**RAW RECORDS**
◆ ◆ ◆ ◆
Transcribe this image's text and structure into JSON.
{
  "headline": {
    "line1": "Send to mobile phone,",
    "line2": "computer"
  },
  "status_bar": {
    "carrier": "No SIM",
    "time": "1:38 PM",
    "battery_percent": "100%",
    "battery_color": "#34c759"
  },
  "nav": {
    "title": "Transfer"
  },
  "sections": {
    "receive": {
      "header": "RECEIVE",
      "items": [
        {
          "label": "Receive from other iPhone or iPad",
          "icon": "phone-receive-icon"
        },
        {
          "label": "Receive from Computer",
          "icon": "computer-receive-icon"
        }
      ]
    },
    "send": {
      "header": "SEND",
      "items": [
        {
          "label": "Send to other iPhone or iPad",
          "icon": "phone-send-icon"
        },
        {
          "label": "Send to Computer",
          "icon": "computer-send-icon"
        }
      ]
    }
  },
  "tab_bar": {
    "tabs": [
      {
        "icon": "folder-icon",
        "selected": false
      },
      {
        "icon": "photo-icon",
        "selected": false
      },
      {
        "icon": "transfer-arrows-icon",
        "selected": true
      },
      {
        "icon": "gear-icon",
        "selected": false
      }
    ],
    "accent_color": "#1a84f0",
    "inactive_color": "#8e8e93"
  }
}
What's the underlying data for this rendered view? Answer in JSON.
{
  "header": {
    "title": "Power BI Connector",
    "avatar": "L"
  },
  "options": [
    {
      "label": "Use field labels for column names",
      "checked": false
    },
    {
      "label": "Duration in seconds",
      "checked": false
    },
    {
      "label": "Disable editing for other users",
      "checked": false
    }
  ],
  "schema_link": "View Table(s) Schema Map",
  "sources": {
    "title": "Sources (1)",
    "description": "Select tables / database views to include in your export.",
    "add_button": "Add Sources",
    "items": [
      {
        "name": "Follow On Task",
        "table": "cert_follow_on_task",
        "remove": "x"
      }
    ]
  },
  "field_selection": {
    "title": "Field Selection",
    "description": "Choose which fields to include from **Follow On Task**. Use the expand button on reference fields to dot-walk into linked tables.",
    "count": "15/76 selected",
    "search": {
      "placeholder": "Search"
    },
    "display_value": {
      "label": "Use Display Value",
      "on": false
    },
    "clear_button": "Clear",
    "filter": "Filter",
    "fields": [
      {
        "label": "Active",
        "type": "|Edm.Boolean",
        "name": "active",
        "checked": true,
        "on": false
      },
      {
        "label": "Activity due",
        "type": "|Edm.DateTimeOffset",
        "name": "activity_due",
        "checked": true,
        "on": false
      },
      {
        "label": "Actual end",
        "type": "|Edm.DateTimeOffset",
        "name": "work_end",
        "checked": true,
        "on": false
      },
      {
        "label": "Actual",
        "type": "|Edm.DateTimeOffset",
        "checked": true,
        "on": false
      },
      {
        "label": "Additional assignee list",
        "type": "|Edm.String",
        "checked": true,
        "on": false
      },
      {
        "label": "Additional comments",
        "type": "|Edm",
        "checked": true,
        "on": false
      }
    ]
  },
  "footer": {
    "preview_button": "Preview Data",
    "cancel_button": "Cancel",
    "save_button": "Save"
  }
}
◆ ◆ ◆ ◆
**PROMPT**
Quote the data above in full, changing nothing.

**SOLUTION TO THE EXERCISE**
Transcribe this image's text and structure into JSON.
{
  "headline": {
    "line1": "Send to mobile phone,",
    "line2": "computer"
  },
  "status_bar": {
    "carrier": "No SIM",
    "time": "1:38 PM",
    "battery_percent": "100%",
    "battery_color": "#34c759"
  },
  "nav": {
    "title": "Transfer"
  },
  "sections": {
    "receive": {
      "header": "RECEIVE",
      "items": [
        {
          "label": "Receive from other iPhone or iPad",
          "icon": "phone-receive-icon"
        },
        {
          "label": "Receive from Computer",
          "icon": "computer-receive-icon"
        }
      ]
    },
    "send": {
      "header": "SEND",
      "items": [
        {
          "label": "Send to other iPhone or iPad",
          "icon": "phone-send-icon"
        },
        {
          "label": "Send to Computer",
          "icon": "computer-send-icon"
        }
      ]
    }
  },
  "tab_bar": {
    "tabs": [
      {
        "icon": "folder-icon",
        "selected": false
      },
      {
        "icon": "photo-icon",
        "selected": false
      },
      {
        "icon": "transfer-arrows-icon",
        "selected": true
      },
      {
        "icon": "gear-icon",
        "selected": false
      }
    ],
    "accent_color": "#1a84f0",
    "inactive_color": "#8e8e93"
  }
}
What's the underlying data for this rendered view? Answer in JSON.
{
  "header": {
    "title": "Power BI Connector",
    "avatar": "L"
  },
  "options": [
    {
      "label": "Use field labels for column names",
      "checked": false
    },
    {
      "label": "Duration in seconds",
      "checked": false
    },
    {
      "label": "Disable editing for other users",
      "checked": false
    }
  ],
  "schema_link": "View Table(s) Schema Map",
  "sources": {
    "title": "Sources (1)",
    "description": "Select tables / database views to include in your export.",
    "add_button": "Add Sources",
    "items": [
      {
        "name": "Follow On Task",
        "table": "cert_follow_on_task",
        "remove": "x"
      }
    ]
  },
  "field_selection": {
    "title": "Field Selection",
    "description": "Choose which fields to include from **Follow On Task**. Use the expand button on reference fields to dot-walk into linked tables.",
    "count": "15/76 selected",
    "search": {
      "placeholder": "Search"
    },
    "display_value": {
      "label": "Use Display Value",
      "on": false
    },
    "clear_button": "Clear",
    "filter": "Filter",
    "fields": [
      {
        "label": "Active",
        "type": "|Edm.Boolean",
        "name": "active",
        "checked": true,
        "on": false
      },
      {
        "label": "Activity due",
        "type": "|Edm.DateTimeOffset",
        "name": "activity_due",
        "checked": true,
        "on": false
      },
      {
        "label": "Actual end",
        "type": "|Edm.DateTimeOffset",
        "name": "work_end",
        "checked": true,
        "on": false
      },
      {
        "label": "Actual",
        "type": "|Edm.DateTimeOffset",
        "checked": true,
        "on": false
      },
      {
        "label": "Additional assignee list",
        "type": "|Edm.String",
        "checked": true,
        "on": false
      },
      {
        "label": "Additional comments",
        "type": "|Edm",
        "checked": true,
        "on": false
      }
    ]
  },
  "footer": {
    "preview_button": "Preview Data",
    "cancel_button": "Cancel",
    "save_button": "Save"
  }
}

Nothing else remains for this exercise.